▶ _Data supplied_:
—————

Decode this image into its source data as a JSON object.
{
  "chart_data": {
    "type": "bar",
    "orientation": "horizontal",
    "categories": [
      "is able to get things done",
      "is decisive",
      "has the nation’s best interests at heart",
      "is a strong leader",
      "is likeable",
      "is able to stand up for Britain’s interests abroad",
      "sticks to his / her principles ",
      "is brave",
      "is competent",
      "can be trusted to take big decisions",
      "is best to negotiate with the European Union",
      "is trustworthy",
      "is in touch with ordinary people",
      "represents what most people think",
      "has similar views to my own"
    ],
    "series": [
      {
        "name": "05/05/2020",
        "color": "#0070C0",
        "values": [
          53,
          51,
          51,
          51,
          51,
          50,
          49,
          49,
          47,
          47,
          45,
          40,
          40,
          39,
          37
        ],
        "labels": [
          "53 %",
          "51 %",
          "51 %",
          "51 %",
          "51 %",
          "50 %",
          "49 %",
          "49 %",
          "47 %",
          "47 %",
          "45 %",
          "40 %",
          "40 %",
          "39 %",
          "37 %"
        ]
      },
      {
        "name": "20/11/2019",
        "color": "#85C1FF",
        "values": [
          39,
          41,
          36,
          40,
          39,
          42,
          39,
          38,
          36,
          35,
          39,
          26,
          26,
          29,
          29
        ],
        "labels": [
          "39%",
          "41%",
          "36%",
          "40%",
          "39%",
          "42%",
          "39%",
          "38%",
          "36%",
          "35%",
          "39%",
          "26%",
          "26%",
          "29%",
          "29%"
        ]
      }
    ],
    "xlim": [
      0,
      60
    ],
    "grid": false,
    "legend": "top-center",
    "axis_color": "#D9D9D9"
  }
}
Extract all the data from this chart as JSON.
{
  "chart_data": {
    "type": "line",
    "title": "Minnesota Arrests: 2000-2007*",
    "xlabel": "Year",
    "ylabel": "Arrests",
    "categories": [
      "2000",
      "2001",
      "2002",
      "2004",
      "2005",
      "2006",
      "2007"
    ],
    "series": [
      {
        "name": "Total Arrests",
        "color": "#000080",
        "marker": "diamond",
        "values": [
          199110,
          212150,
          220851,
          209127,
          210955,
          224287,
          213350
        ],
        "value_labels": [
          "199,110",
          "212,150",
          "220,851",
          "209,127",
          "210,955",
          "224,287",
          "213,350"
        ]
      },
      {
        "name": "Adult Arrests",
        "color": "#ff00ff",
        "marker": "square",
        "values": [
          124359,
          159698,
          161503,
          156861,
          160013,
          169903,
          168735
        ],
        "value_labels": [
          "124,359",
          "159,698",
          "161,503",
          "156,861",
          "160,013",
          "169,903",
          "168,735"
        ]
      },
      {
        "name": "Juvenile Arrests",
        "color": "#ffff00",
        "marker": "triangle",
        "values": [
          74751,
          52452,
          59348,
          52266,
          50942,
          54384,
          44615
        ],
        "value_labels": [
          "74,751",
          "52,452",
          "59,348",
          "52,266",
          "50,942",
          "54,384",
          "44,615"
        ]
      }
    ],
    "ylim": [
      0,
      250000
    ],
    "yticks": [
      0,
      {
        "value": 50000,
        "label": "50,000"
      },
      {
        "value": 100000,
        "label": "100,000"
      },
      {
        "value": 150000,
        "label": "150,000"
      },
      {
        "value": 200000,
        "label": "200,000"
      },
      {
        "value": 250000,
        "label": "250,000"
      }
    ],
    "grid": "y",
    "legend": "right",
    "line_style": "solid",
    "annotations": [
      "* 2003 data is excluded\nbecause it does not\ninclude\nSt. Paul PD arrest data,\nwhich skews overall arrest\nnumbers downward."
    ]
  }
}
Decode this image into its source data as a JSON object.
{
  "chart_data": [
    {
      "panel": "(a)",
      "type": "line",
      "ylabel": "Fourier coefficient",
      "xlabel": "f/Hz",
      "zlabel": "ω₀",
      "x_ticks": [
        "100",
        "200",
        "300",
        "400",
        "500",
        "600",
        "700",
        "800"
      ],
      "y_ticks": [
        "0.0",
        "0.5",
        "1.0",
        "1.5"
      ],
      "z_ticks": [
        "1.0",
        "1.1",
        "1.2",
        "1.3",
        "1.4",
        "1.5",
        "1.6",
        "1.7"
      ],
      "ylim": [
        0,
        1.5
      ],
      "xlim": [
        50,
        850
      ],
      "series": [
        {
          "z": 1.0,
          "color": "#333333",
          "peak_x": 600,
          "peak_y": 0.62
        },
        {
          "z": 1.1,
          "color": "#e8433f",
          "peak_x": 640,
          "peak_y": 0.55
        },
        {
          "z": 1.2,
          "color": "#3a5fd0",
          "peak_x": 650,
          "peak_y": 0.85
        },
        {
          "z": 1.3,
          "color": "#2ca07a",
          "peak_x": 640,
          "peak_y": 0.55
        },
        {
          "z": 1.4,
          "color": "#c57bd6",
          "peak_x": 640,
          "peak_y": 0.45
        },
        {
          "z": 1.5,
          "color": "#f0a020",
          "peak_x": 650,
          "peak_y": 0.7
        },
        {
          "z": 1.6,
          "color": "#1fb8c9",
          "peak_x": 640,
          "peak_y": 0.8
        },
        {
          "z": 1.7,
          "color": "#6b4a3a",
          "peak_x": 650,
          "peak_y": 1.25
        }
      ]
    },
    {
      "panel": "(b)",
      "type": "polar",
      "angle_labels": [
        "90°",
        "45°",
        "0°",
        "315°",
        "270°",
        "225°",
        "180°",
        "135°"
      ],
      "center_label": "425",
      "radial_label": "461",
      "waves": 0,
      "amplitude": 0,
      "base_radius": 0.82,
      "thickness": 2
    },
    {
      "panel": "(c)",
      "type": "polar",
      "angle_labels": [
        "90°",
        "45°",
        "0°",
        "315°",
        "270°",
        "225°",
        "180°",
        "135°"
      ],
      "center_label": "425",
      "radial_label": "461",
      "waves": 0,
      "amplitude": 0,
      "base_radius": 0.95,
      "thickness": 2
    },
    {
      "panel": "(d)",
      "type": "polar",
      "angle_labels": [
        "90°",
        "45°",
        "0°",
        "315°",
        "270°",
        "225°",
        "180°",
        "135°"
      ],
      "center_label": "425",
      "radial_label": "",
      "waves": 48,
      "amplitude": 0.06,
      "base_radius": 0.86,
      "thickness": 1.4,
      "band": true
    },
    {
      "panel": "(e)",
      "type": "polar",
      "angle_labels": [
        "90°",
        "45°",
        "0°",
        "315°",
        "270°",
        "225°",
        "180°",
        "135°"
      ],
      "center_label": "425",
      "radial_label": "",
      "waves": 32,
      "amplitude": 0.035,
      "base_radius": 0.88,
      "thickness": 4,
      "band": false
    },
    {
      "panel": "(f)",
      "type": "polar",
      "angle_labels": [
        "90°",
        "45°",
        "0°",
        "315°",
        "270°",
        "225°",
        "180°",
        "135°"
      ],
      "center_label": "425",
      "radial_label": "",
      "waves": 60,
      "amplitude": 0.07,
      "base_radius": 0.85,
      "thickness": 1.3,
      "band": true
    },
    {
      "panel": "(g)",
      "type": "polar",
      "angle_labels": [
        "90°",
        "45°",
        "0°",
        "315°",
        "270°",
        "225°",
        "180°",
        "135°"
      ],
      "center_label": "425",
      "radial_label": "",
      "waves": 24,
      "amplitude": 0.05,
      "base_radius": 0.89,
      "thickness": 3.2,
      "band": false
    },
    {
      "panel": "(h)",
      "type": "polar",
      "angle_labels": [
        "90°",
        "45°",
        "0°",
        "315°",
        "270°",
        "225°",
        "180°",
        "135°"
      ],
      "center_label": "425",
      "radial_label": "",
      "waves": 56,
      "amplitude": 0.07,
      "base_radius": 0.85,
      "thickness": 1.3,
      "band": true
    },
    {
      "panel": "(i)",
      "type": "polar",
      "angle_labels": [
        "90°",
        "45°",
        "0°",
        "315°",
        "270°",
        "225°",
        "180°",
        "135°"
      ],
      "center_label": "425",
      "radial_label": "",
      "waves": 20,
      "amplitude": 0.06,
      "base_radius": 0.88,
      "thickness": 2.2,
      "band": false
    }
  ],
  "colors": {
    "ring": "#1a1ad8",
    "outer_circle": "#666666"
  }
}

—————

Isolate each line of the listing above that includes "people". Copy it.

▶ _Output for this exercise_:
      "is in touch with ordinary people",
      "represents what most people think",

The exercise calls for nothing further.